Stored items
□ □ □ □

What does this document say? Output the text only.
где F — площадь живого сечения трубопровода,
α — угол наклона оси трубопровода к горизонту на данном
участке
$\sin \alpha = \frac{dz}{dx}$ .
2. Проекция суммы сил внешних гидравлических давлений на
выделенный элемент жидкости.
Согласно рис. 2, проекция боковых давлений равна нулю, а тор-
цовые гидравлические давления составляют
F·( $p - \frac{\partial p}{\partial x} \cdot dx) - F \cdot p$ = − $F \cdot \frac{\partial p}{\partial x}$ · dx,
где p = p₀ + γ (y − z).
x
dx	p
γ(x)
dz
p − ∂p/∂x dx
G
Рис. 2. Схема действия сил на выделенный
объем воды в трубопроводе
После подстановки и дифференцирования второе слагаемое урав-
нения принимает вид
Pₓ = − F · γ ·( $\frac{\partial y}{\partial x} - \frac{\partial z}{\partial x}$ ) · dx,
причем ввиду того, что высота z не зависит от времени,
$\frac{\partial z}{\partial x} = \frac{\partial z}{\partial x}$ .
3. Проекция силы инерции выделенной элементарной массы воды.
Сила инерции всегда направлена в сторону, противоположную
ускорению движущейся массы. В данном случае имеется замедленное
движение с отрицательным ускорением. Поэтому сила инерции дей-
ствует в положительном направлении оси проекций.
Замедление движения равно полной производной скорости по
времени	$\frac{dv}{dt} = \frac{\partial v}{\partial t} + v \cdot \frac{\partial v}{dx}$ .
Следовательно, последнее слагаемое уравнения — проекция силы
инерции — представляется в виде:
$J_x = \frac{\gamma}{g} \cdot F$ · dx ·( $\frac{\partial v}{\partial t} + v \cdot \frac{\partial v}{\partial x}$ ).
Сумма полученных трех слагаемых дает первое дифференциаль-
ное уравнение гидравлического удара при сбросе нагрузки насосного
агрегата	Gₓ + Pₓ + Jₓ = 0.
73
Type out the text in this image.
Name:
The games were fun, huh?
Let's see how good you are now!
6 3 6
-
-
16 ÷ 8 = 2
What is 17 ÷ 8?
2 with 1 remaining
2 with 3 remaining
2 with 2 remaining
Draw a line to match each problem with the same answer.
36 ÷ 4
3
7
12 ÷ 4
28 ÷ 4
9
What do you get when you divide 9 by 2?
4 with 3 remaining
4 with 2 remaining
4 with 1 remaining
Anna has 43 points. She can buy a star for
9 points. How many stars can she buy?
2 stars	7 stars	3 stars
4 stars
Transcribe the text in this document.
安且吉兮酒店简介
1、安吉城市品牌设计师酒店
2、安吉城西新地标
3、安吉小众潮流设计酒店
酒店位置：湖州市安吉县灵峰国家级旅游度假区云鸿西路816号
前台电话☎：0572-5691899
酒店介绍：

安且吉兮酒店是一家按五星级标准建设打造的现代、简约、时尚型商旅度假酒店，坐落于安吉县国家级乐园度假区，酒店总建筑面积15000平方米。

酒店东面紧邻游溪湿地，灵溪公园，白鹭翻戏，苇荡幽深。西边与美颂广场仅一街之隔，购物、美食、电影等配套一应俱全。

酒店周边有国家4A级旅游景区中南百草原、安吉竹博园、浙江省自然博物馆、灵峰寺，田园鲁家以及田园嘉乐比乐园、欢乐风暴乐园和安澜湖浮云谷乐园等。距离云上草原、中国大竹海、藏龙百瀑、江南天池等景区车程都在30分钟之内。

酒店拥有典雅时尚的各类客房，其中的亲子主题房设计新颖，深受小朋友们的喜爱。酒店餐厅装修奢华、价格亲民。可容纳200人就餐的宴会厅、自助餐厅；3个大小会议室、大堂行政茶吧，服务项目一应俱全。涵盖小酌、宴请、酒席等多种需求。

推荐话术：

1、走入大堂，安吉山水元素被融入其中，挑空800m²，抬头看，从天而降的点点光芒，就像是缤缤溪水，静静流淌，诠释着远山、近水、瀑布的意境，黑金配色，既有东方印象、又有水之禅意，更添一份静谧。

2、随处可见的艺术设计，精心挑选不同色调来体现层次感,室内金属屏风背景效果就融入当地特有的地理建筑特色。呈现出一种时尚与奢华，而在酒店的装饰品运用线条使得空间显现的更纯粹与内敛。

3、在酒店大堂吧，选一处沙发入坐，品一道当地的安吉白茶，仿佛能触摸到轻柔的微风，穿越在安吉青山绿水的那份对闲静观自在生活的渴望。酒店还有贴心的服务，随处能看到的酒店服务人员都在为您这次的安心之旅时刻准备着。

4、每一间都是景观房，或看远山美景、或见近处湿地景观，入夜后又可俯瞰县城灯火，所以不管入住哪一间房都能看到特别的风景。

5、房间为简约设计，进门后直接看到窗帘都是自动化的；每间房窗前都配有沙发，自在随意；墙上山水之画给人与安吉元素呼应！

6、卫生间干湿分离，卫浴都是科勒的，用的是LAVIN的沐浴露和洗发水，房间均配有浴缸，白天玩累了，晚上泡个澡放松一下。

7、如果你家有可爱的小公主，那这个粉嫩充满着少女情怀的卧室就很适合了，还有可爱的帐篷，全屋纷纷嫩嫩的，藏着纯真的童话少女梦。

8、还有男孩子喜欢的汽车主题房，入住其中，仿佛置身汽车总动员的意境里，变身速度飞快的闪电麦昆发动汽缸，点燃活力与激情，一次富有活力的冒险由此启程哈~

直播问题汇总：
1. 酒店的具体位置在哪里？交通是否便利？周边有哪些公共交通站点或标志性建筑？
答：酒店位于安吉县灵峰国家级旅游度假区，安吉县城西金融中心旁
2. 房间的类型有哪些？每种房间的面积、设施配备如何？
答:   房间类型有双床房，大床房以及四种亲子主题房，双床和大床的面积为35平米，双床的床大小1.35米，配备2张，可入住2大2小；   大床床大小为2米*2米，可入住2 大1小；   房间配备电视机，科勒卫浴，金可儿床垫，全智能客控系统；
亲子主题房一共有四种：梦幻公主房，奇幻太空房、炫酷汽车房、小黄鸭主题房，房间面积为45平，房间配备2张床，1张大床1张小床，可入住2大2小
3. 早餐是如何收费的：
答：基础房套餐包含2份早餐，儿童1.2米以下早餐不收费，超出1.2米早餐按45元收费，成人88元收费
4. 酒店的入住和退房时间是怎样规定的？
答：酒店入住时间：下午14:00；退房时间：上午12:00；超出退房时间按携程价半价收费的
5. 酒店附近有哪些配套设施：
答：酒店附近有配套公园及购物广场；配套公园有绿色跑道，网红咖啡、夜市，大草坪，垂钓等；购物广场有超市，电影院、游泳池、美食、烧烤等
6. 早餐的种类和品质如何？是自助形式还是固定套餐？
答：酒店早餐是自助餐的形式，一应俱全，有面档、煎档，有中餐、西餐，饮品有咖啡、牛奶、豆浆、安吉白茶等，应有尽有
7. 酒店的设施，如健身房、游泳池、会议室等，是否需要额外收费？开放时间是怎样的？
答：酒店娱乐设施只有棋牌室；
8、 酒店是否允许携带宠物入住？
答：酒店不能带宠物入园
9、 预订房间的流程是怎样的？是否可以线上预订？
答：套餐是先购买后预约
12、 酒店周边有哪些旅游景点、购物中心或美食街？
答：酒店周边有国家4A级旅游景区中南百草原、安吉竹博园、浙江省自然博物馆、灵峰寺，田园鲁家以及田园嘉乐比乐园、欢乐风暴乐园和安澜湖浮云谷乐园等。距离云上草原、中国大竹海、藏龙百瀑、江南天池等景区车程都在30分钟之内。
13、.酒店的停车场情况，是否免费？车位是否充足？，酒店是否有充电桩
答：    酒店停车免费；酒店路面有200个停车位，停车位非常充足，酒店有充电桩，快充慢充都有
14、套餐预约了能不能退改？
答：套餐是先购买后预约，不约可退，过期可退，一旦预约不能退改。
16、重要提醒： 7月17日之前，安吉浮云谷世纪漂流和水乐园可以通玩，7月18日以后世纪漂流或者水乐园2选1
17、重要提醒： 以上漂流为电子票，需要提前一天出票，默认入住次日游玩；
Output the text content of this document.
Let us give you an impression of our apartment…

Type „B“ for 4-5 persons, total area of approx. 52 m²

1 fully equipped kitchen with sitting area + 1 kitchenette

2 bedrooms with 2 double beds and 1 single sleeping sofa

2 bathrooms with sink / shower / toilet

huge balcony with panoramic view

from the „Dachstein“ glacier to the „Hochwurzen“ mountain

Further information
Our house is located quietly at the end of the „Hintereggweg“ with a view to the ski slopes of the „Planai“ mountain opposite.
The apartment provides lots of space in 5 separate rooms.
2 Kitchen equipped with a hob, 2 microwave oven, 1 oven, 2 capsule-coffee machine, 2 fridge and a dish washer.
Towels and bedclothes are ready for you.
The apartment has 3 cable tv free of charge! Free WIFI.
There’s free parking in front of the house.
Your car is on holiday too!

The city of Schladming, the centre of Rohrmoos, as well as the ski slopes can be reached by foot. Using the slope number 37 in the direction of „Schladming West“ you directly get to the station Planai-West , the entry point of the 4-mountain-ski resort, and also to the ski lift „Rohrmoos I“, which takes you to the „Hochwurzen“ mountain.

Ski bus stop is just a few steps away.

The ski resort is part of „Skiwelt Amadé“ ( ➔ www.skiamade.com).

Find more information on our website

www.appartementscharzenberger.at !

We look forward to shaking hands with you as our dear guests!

□ □ □ □

Task to carry out – Identify the lines above with the word "information". Copy them.

The result –
Further information
Find more information on our website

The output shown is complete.